───── Dataset

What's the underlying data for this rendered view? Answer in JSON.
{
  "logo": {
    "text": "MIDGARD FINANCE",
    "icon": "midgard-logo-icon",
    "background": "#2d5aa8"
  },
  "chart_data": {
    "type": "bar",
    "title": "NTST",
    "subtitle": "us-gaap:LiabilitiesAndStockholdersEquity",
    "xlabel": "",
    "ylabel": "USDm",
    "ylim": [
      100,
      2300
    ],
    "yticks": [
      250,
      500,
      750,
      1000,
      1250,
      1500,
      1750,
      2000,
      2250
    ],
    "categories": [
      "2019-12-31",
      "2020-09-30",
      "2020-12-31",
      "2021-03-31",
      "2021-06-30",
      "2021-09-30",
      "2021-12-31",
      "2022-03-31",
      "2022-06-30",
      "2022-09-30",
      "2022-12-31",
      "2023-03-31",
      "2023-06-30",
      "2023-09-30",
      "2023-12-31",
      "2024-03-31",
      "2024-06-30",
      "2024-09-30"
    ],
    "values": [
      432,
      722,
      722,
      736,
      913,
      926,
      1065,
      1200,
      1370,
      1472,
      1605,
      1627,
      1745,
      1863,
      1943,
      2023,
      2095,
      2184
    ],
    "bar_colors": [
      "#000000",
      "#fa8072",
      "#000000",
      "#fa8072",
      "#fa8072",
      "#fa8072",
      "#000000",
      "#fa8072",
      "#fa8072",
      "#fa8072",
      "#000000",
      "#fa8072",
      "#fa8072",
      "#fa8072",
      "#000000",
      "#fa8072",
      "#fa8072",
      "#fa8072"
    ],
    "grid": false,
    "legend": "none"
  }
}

──────────

Every line of the material must be returned exactly as it appears.

▸ **Result of the exercise**:
What's the underlying data for this rendered view? Answer in JSON.
{
  "logo": {
    "text": "MIDGARD FINANCE",
    "icon": "midgard-logo-icon",
    "background": "#2d5aa8"
  },
  "chart_data": {
    "type": "bar",
    "title": "NTST",
    "subtitle": "us-gaap:LiabilitiesAndStockholdersEquity",
    "xlabel": "",
    "ylabel": "USDm",
    "ylim": [
      100,
      2300
    ],
    "yticks": [
      250,
      500,
      750,
      1000,
      1250,
      1500,
      1750,
      2000,
      2250
    ],
    "categories": [
      "2019-12-31",
      "2020-09-30",
      "2020-12-31",
      "2021-03-31",
      "2021-06-30",
      "2021-09-30",
      "2021-12-31",
      "2022-03-31",
      "2022-06-30",
      "2022-09-30",
      "2022-12-31",
      "2023-03-31",
      "2023-06-30",
      "2023-09-30",
      "2023-12-31",
      "2024-03-31",
      "2024-06-30",
      "2024-09-30"
    ],
    "values": [
      432,
      722,
      722,
      736,
      913,
      926,
      1065,
      1200,
      1370,
      1472,
      1605,
      1627,
      1745,
      1863,
      1943,
      2023,
      2095,
      2184
    ],
    "bar_colors": [
      "#000000",
      "#fa8072",
      "#000000",
      "#fa8072",
      "#fa8072",
      "#fa8072",
      "#000000",
      "#fa8072",
      "#fa8072",
      "#fa8072",
      "#000000",
      "#fa8072",
      "#fa8072",
      "#fa8072",
      "#000000",
      "#fa8072",
      "#fa8072",
      "#fa8072"
    ],
    "grid": false,
    "legend": "none"
  }
}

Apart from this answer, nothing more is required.